### Texto para leer
Grandes bajos de la historia

por Charles H. Oppenheim

A lo largo de la historia se han desarrollado varias maneras de clasificar la voz. “En un principio –señala Jaime Catán en un artículo sobre apreciación musical– no existía prácticamente separación en lo que hoy conocemos por voces de bajo y barítono. Bach, por ejemplo, escribió sus cantatas y pasiones para una voz masculina grave o baja.” No obstante, para un bajo agudo. De ahí que la mayoría de los oratorios y cantatas para bajo sean interpretadas hoy por bajo-barítonos o barítonos legítimos.

El aria como solo para voz con acompañamiento instrumental fue la fórmula predilecta del gran compositor del barroco, Georg Friedrich Händel. Si sumamos todas las arias que compuso para sus óperas italianas, oratorios y cantatas, éstas ascienden a unas 2,000: un repertorio más grande incluso que el de los Lieder que compuso Schubert. La mayoría de los roles principales de las óperas händelianas eran para voces agudas —recordemos que el barroco fue la era de los castrati—, y por eso la voz baja se empleó fundamentalmente para roles menores —ancianos, sacerdotes, magos o sirvientes—, aunque no por ello vocalmente insignificantes.

Al contrario: durante la primera parte del siglo XVIII (desde 1709 hasta 1729), Händel compuso sus famosas “arias de rabia” para un notable bajo italiano con una extensión más bien baritonal (del Sol grave al Sol agudo): Giuseppe Maria Boschi. Y a partir de 1730 contrató al magnífico basso vero veneciano Antonio Montagnana como su bajo principal. Montagnana, discípulo de Nicola Porpora (quien a su vez era discípulo de Alessandro Scarlatti), era contemporáneo, colega y amigo del gran castrato Carlo Broschi, mejor conocido como Farinelli. Para Montagnana, con una extensión de dos octavas (de Fa grave a Fa agudo), Händel escribió su más hermosa música para bajo, como las arias “Lascia amor” y “Sorge infausta”, de Zoroastro en la ópera Orlando.

“El asignar hoy en día las partes a voces más oscuras (bajos) o claras (barítonos) —dice Catán— obedece a criterios caracterológicos. Mozart fue uno de los primeros en diferenciar en sus óperas a los bajos profundos, dramáticos (como Sarastro) o bufos (como Osmin) de los barítonos (como Papageno). Claro que Mozart escribió también partes graves que podían ser interpretadas tanto por un bajo como por un barítono. Recordemos los papeles de Don Giovanni, el Conde, Fígaro e incluso Leporello.”

### Ejercicio propuesto
Indica si cada afirmación concuerda con el texto sobre los grandes bajos de la historia y responde sí o no, citando literalmente las palabras que lo deciden. (a) Las arias que compuso Händel suman alrededor de 2,000. (b) Montagnana fue discípulo directo de Alessandro Scarlatti. (c) La extensión de Boschi iba de Fa grave a Fa agudo.

[Registros extraídos de una colección]

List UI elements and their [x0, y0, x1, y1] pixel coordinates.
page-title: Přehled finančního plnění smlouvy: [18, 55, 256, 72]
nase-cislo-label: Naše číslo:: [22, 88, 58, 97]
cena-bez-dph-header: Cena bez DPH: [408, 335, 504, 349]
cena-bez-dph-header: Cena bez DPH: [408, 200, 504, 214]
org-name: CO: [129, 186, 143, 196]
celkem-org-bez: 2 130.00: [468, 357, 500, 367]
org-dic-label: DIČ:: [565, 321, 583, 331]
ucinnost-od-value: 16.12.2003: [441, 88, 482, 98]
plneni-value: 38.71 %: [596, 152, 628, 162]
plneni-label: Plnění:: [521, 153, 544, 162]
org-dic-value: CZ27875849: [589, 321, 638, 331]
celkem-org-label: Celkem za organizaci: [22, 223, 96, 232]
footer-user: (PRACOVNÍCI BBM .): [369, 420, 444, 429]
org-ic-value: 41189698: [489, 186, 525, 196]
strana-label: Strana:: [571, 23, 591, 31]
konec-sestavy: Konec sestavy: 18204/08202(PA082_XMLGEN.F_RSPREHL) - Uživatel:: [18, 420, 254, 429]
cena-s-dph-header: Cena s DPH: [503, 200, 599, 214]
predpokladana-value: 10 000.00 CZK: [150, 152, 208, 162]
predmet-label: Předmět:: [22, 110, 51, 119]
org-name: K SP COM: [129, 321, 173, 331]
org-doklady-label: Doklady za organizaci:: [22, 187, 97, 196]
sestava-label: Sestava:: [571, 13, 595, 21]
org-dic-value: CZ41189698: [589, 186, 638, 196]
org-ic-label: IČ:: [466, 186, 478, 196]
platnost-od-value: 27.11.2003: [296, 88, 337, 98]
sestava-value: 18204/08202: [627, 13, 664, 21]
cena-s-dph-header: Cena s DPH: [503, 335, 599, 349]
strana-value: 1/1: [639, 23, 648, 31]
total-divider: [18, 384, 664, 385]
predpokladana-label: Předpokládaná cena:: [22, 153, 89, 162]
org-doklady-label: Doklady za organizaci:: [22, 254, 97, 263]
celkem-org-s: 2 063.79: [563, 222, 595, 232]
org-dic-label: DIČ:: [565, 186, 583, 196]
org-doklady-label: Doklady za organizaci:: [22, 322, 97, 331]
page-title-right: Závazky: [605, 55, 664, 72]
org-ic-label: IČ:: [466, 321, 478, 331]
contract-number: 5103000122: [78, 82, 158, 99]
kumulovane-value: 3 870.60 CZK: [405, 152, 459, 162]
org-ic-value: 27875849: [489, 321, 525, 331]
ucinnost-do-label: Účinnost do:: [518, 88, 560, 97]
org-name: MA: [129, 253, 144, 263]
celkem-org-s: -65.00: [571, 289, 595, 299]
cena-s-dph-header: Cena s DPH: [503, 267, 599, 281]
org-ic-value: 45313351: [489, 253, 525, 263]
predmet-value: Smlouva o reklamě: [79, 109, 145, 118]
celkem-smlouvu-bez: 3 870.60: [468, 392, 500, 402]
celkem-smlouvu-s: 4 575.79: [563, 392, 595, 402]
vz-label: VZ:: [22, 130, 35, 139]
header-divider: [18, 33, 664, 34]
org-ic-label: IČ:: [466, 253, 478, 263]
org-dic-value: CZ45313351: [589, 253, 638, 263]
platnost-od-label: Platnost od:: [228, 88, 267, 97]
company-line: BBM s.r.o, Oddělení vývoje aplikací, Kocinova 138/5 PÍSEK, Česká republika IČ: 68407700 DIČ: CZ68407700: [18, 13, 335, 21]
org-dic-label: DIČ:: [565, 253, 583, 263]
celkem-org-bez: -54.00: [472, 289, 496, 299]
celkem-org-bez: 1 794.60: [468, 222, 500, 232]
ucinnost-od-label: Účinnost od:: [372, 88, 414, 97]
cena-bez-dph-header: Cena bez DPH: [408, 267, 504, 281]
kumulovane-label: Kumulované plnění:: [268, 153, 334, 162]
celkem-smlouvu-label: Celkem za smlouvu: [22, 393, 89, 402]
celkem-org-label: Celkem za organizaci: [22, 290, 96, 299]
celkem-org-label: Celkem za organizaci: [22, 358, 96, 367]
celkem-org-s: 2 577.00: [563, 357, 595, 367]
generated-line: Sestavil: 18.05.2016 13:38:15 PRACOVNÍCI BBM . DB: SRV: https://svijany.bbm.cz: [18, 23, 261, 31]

### Tarea resuelta
(a) Sí: "éstas ascienden a unas 2,000".
(b) No: "Montagnana, discípulo de Nicola Porpora (quien a su vez era discípulo de Alessandro Scarlatti)".
(c) No: "del Sol grave al Sol agudo".